Write out, character for character, the lines of the data below from the one containing "Bar xyxy=(78,105,157,130)" through the one containing "Text: No general stages of", both included.

--- Entries supplied ---

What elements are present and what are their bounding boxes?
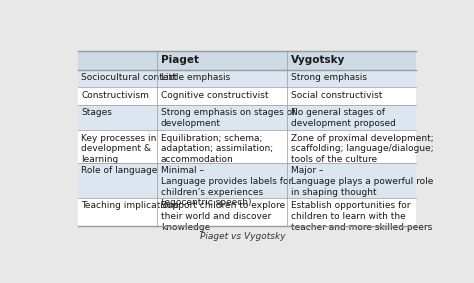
Bar xyxy=(78,105,157,130)
Bar xyxy=(157,70,287,87)
Bar xyxy=(157,52,287,70)
Bar xyxy=(78,163,157,198)
Bar xyxy=(287,163,416,198)
Text: Sociocultural context: Sociocultural context xyxy=(82,73,178,82)
Text: Strong emphasis on stages of
development: Strong emphasis on stages of development xyxy=(161,108,295,128)
Bar xyxy=(287,105,416,130)
Text: Piaget: Piaget xyxy=(161,55,199,65)
Bar xyxy=(157,198,287,226)
Bar xyxy=(78,87,157,105)
Bar xyxy=(287,52,416,70)
Text: Zone of proximal development;
scaffolding; language/dialogue;
tools of the cultu: Zone of proximal development; scaffoldin… xyxy=(291,134,433,164)
Text: Key processes in
development &
learning: Key processes in development & learning xyxy=(82,134,157,164)
Text: Teaching implications: Teaching implications xyxy=(82,201,179,210)
Text: Piaget vs Vygotsky: Piaget vs Vygotsky xyxy=(200,232,286,241)
Text: Support children to explore
their world and discover
knowledge: Support children to explore their world … xyxy=(161,201,285,231)
Text: Vygotsky: Vygotsky xyxy=(291,55,345,65)
Text: Role of language: Role of language xyxy=(82,166,158,175)
Text: Minimal –
Language provides labels for
children’s experiences
(egocentric speech: Minimal – Language provides labels for c… xyxy=(161,166,292,207)
Bar xyxy=(287,87,416,105)
Text: Major –
Language plays a powerful role
in shaping thought: Major – Language plays a powerful role i… xyxy=(291,166,433,197)
Bar xyxy=(157,105,287,130)
Bar xyxy=(287,130,416,163)
Text: Equilibration; schema;
adaptation; assimilation;
accommodation: Equilibration; schema; adaptation; assim… xyxy=(161,134,273,164)
Text: Establish opportunities for
children to learn with the
teacher and more skilled : Establish opportunities for children to … xyxy=(291,201,432,231)
Bar xyxy=(287,70,416,87)
Bar xyxy=(157,87,287,105)
Bar xyxy=(78,52,157,70)
Bar xyxy=(78,130,157,163)
Text: Cognitive constructivist: Cognitive constructivist xyxy=(161,91,268,100)
Text: Social constructivist: Social constructivist xyxy=(291,91,382,100)
Text: Strong emphasis: Strong emphasis xyxy=(291,73,367,82)
Text: Constructivism: Constructivism xyxy=(82,91,149,100)
Bar xyxy=(78,198,157,226)
Bar xyxy=(78,70,157,87)
Text: Little emphasis: Little emphasis xyxy=(161,73,230,82)
Bar xyxy=(157,163,287,198)
Text: Stages: Stages xyxy=(82,108,112,117)
Bar xyxy=(157,130,287,163)
Text: No general stages of
development proposed: No general stages of development propose… xyxy=(291,108,396,128)
Bar xyxy=(287,198,416,226)
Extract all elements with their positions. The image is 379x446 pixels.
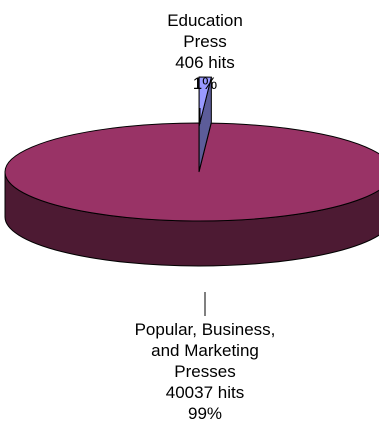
slice-label-line: and Marketing bbox=[151, 341, 259, 360]
slice-percent: 1% bbox=[192, 74, 218, 93]
slice-label-line: Popular, Business, bbox=[134, 320, 276, 339]
pie-slice-popular-presses-top bbox=[4, 122, 379, 222]
slice-hits: 40037 hits bbox=[165, 383, 245, 402]
slice-hits: 406 hits bbox=[175, 53, 235, 72]
pie-slice-education-press-top bbox=[198, 76, 212, 127]
slice-label-line: Press bbox=[183, 32, 227, 51]
slice-label-line: Education bbox=[167, 11, 243, 30]
pie-slices bbox=[4, 76, 379, 267]
slice-label-line: Presses bbox=[174, 362, 236, 381]
slice-label-popular-presses: Popular, Business, and Marketing Presses… bbox=[100, 319, 310, 424]
slice-label-education-press: Education Press 406 hits 1% bbox=[130, 10, 280, 94]
slice-percent: 99% bbox=[187, 404, 223, 423]
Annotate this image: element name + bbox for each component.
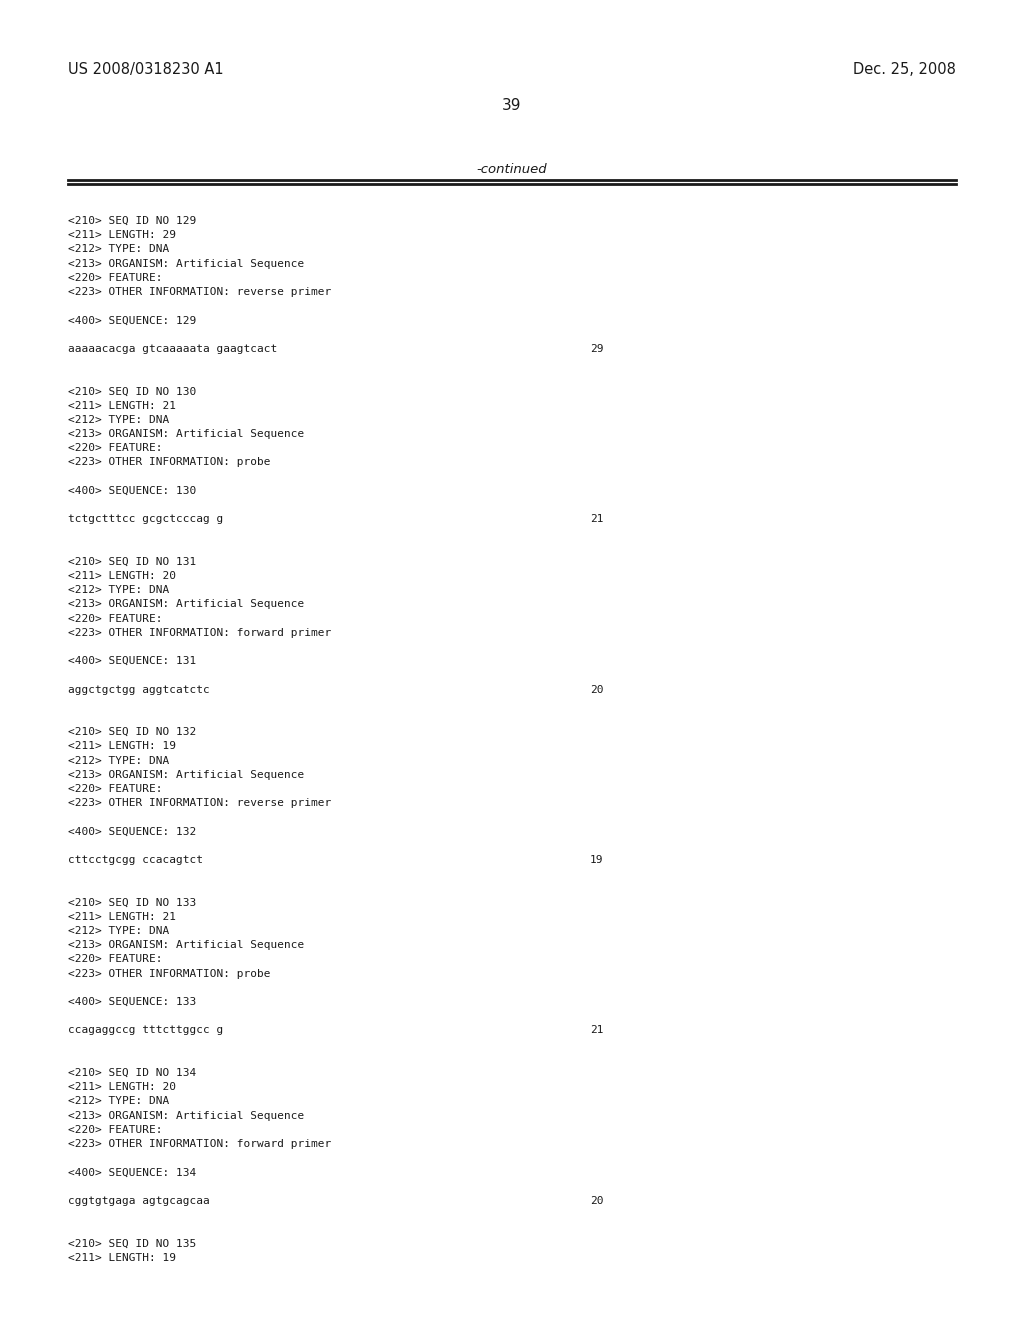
- Text: <400> SEQUENCE: 133: <400> SEQUENCE: 133: [68, 997, 197, 1007]
- Text: <210> SEQ ID NO 131: <210> SEQ ID NO 131: [68, 557, 197, 566]
- Text: <220> FEATURE:: <220> FEATURE:: [68, 444, 163, 453]
- Text: -continued: -continued: [477, 162, 547, 176]
- Text: 19: 19: [590, 855, 603, 865]
- Text: <400> SEQUENCE: 132: <400> SEQUENCE: 132: [68, 826, 197, 837]
- Text: <400> SEQUENCE: 130: <400> SEQUENCE: 130: [68, 486, 197, 496]
- Text: <213> ORGANISM: Artificial Sequence: <213> ORGANISM: Artificial Sequence: [68, 770, 304, 780]
- Text: <213> ORGANISM: Artificial Sequence: <213> ORGANISM: Artificial Sequence: [68, 599, 304, 610]
- Text: <213> ORGANISM: Artificial Sequence: <213> ORGANISM: Artificial Sequence: [68, 429, 304, 440]
- Text: <400> SEQUENCE: 129: <400> SEQUENCE: 129: [68, 315, 197, 326]
- Text: <211> LENGTH: 20: <211> LENGTH: 20: [68, 1082, 176, 1092]
- Text: <220> FEATURE:: <220> FEATURE:: [68, 273, 163, 282]
- Text: <211> LENGTH: 21: <211> LENGTH: 21: [68, 912, 176, 921]
- Text: 21: 21: [590, 1026, 603, 1035]
- Text: <213> ORGANISM: Artificial Sequence: <213> ORGANISM: Artificial Sequence: [68, 1110, 304, 1121]
- Text: <220> FEATURE:: <220> FEATURE:: [68, 1125, 163, 1135]
- Text: 21: 21: [590, 515, 603, 524]
- Text: <213> ORGANISM: Artificial Sequence: <213> ORGANISM: Artificial Sequence: [68, 259, 304, 268]
- Text: <223> OTHER INFORMATION: forward primer: <223> OTHER INFORMATION: forward primer: [68, 628, 331, 638]
- Text: <220> FEATURE:: <220> FEATURE:: [68, 784, 163, 795]
- Text: <211> LENGTH: 19: <211> LENGTH: 19: [68, 1253, 176, 1263]
- Text: <210> SEQ ID NO 130: <210> SEQ ID NO 130: [68, 387, 197, 396]
- Text: <210> SEQ ID NO 133: <210> SEQ ID NO 133: [68, 898, 197, 908]
- Text: <400> SEQUENCE: 134: <400> SEQUENCE: 134: [68, 1167, 197, 1177]
- Text: <211> LENGTH: 19: <211> LENGTH: 19: [68, 742, 176, 751]
- Text: cttcctgcgg ccacagtct: cttcctgcgg ccacagtct: [68, 855, 203, 865]
- Text: <212> TYPE: DNA: <212> TYPE: DNA: [68, 244, 169, 255]
- Text: US 2008/0318230 A1: US 2008/0318230 A1: [68, 62, 223, 77]
- Text: <223> OTHER INFORMATION: forward primer: <223> OTHER INFORMATION: forward primer: [68, 1139, 331, 1148]
- Text: <212> TYPE: DNA: <212> TYPE: DNA: [68, 755, 169, 766]
- Text: <212> TYPE: DNA: <212> TYPE: DNA: [68, 927, 169, 936]
- Text: <220> FEATURE:: <220> FEATURE:: [68, 614, 163, 623]
- Text: <212> TYPE: DNA: <212> TYPE: DNA: [68, 414, 169, 425]
- Text: <223> OTHER INFORMATION: probe: <223> OTHER INFORMATION: probe: [68, 458, 270, 467]
- Text: aggctgctgg aggtcatctc: aggctgctgg aggtcatctc: [68, 685, 210, 694]
- Text: <400> SEQUENCE: 131: <400> SEQUENCE: 131: [68, 656, 197, 667]
- Text: <210> SEQ ID NO 134: <210> SEQ ID NO 134: [68, 1068, 197, 1078]
- Text: <223> OTHER INFORMATION: reverse primer: <223> OTHER INFORMATION: reverse primer: [68, 286, 331, 297]
- Text: 20: 20: [590, 1196, 603, 1205]
- Text: ccagaggccg tttcttggcc g: ccagaggccg tttcttggcc g: [68, 1026, 223, 1035]
- Text: <210> SEQ ID NO 135: <210> SEQ ID NO 135: [68, 1238, 197, 1249]
- Text: <210> SEQ ID NO 129: <210> SEQ ID NO 129: [68, 216, 197, 226]
- Text: cggtgtgaga agtgcagcaa: cggtgtgaga agtgcagcaa: [68, 1196, 210, 1205]
- Text: aaaaacacga gtcaaaaata gaagtcact: aaaaacacga gtcaaaaata gaagtcact: [68, 343, 278, 354]
- Text: <211> LENGTH: 29: <211> LENGTH: 29: [68, 230, 176, 240]
- Text: <210> SEQ ID NO 132: <210> SEQ ID NO 132: [68, 727, 197, 737]
- Text: tctgctttcc gcgctcccag g: tctgctttcc gcgctcccag g: [68, 515, 223, 524]
- Text: <211> LENGTH: 20: <211> LENGTH: 20: [68, 572, 176, 581]
- Text: 20: 20: [590, 685, 603, 694]
- Text: <223> OTHER INFORMATION: probe: <223> OTHER INFORMATION: probe: [68, 969, 270, 978]
- Text: Dec. 25, 2008: Dec. 25, 2008: [853, 62, 956, 77]
- Text: <211> LENGTH: 21: <211> LENGTH: 21: [68, 400, 176, 411]
- Text: 29: 29: [590, 343, 603, 354]
- Text: <212> TYPE: DNA: <212> TYPE: DNA: [68, 585, 169, 595]
- Text: <212> TYPE: DNA: <212> TYPE: DNA: [68, 1097, 169, 1106]
- Text: <220> FEATURE:: <220> FEATURE:: [68, 954, 163, 965]
- Text: <213> ORGANISM: Artificial Sequence: <213> ORGANISM: Artificial Sequence: [68, 940, 304, 950]
- Text: <223> OTHER INFORMATION: reverse primer: <223> OTHER INFORMATION: reverse primer: [68, 799, 331, 808]
- Text: 39: 39: [502, 98, 522, 114]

---

## [Right answer]
Bar xyxy=(78,105,157,130)
Bar xyxy=(157,70,287,87)
Bar xyxy=(157,52,287,70)
Bar xyxy=(78,163,157,198)
Bar xyxy=(287,163,416,198)
Text: Sociocultural context: Sociocultural context xyxy=(82,73,178,82)
Text: Strong emphasis on stages of
development: Strong emphasis on stages of development xyxy=(161,108,295,128)
Bar xyxy=(287,105,416,130)
Text: Piaget: Piaget xyxy=(161,55,199,65)
Bar xyxy=(157,198,287,226)
Bar xyxy=(78,87,157,105)
Bar xyxy=(287,52,416,70)
Text: Zone of proximal development;
scaffolding; language/dialogue;
tools of the cultu: Zone of proximal development; scaffoldin… xyxy=(291,134,433,164)
Text: Key processes in
development &
learning: Key processes in development & learning xyxy=(82,134,157,164)
Text: Teaching implications: Teaching implications xyxy=(82,201,179,210)
Text: Piaget vs Vygotsky: Piaget vs Vygotsky xyxy=(200,232,286,241)
Text: Support children to explore
their world and discover
knowledge: Support children to explore their world … xyxy=(161,201,285,231)
Text: Vygotsky: Vygotsky xyxy=(291,55,345,65)
Text: Role of language: Role of language xyxy=(82,166,158,175)
Text: Minimal –
Language provides labels for
children’s experiences
(egocentric speech: Minimal – Language provides labels for c… xyxy=(161,166,292,207)
Bar xyxy=(287,87,416,105)
Text: Major –
Language plays a powerful role
in shaping thought: Major – Language plays a powerful role i… xyxy=(291,166,433,197)
Bar xyxy=(157,105,287,130)
Bar xyxy=(287,130,416,163)
Text: Equilibration; schema;
adaptation; assimilation;
accommodation: Equilibration; schema; adaptation; assim… xyxy=(161,134,273,164)
Text: Establish opportunities for
children to learn with the
teacher and more skilled : Establish opportunities for children to … xyxy=(291,201,432,231)
Bar xyxy=(287,70,416,87)
Bar xyxy=(157,87,287,105)
Bar xyxy=(78,52,157,70)
Bar xyxy=(78,130,157,163)
Text: Cognitive constructivist: Cognitive constructivist xyxy=(161,91,268,100)
Text: Social constructivist: Social constructivist xyxy=(291,91,382,100)
Text: Strong emphasis: Strong emphasis xyxy=(291,73,367,82)
Text: Constructivism: Constructivism xyxy=(82,91,149,100)
Bar xyxy=(78,198,157,226)
Bar xyxy=(78,70,157,87)
Text: Little emphasis: Little emphasis xyxy=(161,73,230,82)
Bar xyxy=(157,163,287,198)
Text: Stages: Stages xyxy=(82,108,112,117)
Bar xyxy=(157,130,287,163)
Text: No general stages of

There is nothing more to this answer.